Source material:
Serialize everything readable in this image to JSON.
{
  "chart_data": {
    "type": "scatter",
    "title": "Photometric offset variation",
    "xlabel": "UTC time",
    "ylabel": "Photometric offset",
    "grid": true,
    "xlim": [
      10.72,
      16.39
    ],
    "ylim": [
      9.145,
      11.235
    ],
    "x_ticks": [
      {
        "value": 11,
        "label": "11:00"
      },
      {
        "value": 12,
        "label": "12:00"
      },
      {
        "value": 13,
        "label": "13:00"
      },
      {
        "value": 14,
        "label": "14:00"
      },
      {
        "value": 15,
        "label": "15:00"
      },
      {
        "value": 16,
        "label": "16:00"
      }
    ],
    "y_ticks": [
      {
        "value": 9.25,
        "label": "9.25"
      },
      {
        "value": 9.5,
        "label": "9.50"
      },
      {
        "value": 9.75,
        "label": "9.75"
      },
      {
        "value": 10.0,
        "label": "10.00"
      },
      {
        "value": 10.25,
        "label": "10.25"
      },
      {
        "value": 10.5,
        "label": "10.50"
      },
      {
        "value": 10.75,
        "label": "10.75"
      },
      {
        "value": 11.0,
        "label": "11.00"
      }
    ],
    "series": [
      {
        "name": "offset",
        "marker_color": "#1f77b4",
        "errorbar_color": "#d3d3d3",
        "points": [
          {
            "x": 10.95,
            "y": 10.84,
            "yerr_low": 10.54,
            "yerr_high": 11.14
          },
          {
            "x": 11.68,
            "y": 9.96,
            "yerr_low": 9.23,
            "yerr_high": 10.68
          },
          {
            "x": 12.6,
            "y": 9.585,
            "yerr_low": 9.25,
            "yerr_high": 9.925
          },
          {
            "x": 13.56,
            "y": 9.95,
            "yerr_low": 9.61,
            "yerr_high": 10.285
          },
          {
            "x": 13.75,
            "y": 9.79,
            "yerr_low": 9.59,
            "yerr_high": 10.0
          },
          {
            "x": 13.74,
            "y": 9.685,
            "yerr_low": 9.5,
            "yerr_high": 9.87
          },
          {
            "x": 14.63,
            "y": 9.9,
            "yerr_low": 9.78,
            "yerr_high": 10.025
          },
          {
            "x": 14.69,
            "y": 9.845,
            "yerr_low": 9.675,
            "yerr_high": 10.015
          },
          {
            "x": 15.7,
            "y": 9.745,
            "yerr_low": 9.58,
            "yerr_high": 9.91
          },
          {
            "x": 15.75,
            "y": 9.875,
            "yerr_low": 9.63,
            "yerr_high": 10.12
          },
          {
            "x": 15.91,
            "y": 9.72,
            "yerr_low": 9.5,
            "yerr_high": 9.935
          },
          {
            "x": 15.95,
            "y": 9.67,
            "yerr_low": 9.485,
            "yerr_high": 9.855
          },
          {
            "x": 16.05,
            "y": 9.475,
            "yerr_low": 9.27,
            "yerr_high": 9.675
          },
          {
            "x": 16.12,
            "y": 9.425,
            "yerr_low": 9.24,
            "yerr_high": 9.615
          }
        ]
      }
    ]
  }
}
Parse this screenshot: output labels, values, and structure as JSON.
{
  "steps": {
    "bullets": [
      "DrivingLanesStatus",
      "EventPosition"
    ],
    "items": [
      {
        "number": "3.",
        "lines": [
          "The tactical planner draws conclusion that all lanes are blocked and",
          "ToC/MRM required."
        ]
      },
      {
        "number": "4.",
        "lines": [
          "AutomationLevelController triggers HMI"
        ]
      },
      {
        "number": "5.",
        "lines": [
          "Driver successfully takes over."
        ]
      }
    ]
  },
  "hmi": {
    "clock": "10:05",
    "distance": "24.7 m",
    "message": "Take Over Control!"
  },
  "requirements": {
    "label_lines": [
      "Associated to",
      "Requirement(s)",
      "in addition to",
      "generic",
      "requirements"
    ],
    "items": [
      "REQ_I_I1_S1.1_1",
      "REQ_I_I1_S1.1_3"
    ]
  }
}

Exercise goal:
Extract every record. Keep wording exact.

The answer:
Serialize everything readable in this image to JSON.
{
  "chart_data": {
    "type": "scatter",
    "title": "Photometric offset variation",
    "xlabel": "UTC time",
    "ylabel": "Photometric offset",
    "grid": true,
    "xlim": [
      10.72,
      16.39
    ],
    "ylim": [
      9.145,
      11.235
    ],
    "x_ticks": [
      {
        "value": 11,
        "label": "11:00"
      },
      {
        "value": 12,
        "label": "12:00"
      },
      {
        "value": 13,
        "label": "13:00"
      },
      {
        "value": 14,
        "label": "14:00"
      },
      {
        "value": 15,
        "label": "15:00"
      },
      {
        "value": 16,
        "label": "16:00"
      }
    ],
    "y_ticks": [
      {
        "value": 9.25,
        "label": "9.25"
      },
      {
        "value": 9.5,
        "label": "9.50"
      },
      {
        "value": 9.75,
        "label": "9.75"
      },
      {
        "value": 10.0,
        "label": "10.00"
      },
      {
        "value": 10.25,
        "label": "10.25"
      },
      {
        "value": 10.5,
        "label": "10.50"
      },
      {
        "value": 10.75,
        "label": "10.75"
      },
      {
        "value": 11.0,
        "label": "11.00"
      }
    ],
    "series": [
      {
        "name": "offset",
        "marker_color": "#1f77b4",
        "errorbar_color": "#d3d3d3",
        "points": [
          {
            "x": 10.95,
            "y": 10.84,
            "yerr_low": 10.54,
            "yerr_high": 11.14
          },
          {
            "x": 11.68,
            "y": 9.96,
            "yerr_low": 9.23,
            "yerr_high": 10.68
          },
          {
            "x": 12.6,
            "y": 9.585,
            "yerr_low": 9.25,
            "yerr_high": 9.925
          },
          {
            "x": 13.56,
            "y": 9.95,
            "yerr_low": 9.61,
            "yerr_high": 10.285
          },
          {
            "x": 13.75,
            "y": 9.79,
            "yerr_low": 9.59,
            "yerr_high": 10.0
          },
          {
            "x": 13.74,
            "y": 9.685,
            "yerr_low": 9.5,
            "yerr_high": 9.87
          },
          {
            "x": 14.63,
            "y": 9.9,
            "yerr_low": 9.78,
            "yerr_high": 10.025
          },
          {
            "x": 14.69,
            "y": 9.845,
            "yerr_low": 9.675,
            "yerr_high": 10.015
          },
          {
            "x": 15.7,
            "y": 9.745,
            "yerr_low": 9.58,
            "yerr_high": 9.91
          },
          {
            "x": 15.75,
            "y": 9.875,
            "yerr_low": 9.63,
            "yerr_high": 10.12
          },
          {
            "x": 15.91,
            "y": 9.72,
            "yerr_low": 9.5,
            "yerr_high": 9.935
          },
          {
            "x": 15.95,
            "y": 9.67,
            "yerr_low": 9.485,
            "yerr_high": 9.855
          },
          {
            "x": 16.05,
            "y": 9.475,
            "yerr_low": 9.27,
            "yerr_high": 9.675
          },
          {
            "x": 16.12,
            "y": 9.425,
            "yerr_low": 9.24,
            "yerr_high": 9.615
          }
        ]
      }
    ]
  }
}
Parse this screenshot: output labels, values, and structure as JSON.
{
  "steps": {
    "bullets": [
      "DrivingLanesStatus",
      "EventPosition"
    ],
    "items": [
      {
        "number": "3.",
        "lines": [
          "The tactical planner draws conclusion that all lanes are blocked and",
          "ToC/MRM required."
        ]
      },
      {
        "number": "4.",
        "lines": [
          "AutomationLevelController triggers HMI"
        ]
      },
      {
        "number": "5.",
        "lines": [
          "Driver successfully takes over."
        ]
      }
    ]
  },
  "hmi": {
    "clock": "10:05",
    "distance": "24.7 m",
    "message": "Take Over Control!"
  },
  "requirements": {
    "label_lines": [
      "Associated to",
      "Requirement(s)",
      "in addition to",
      "generic",
      "requirements"
    ],
    "items": [
      "REQ_I_I1_S1.1_1",
      "REQ_I_I1_S1.1_3"
    ]
  }
}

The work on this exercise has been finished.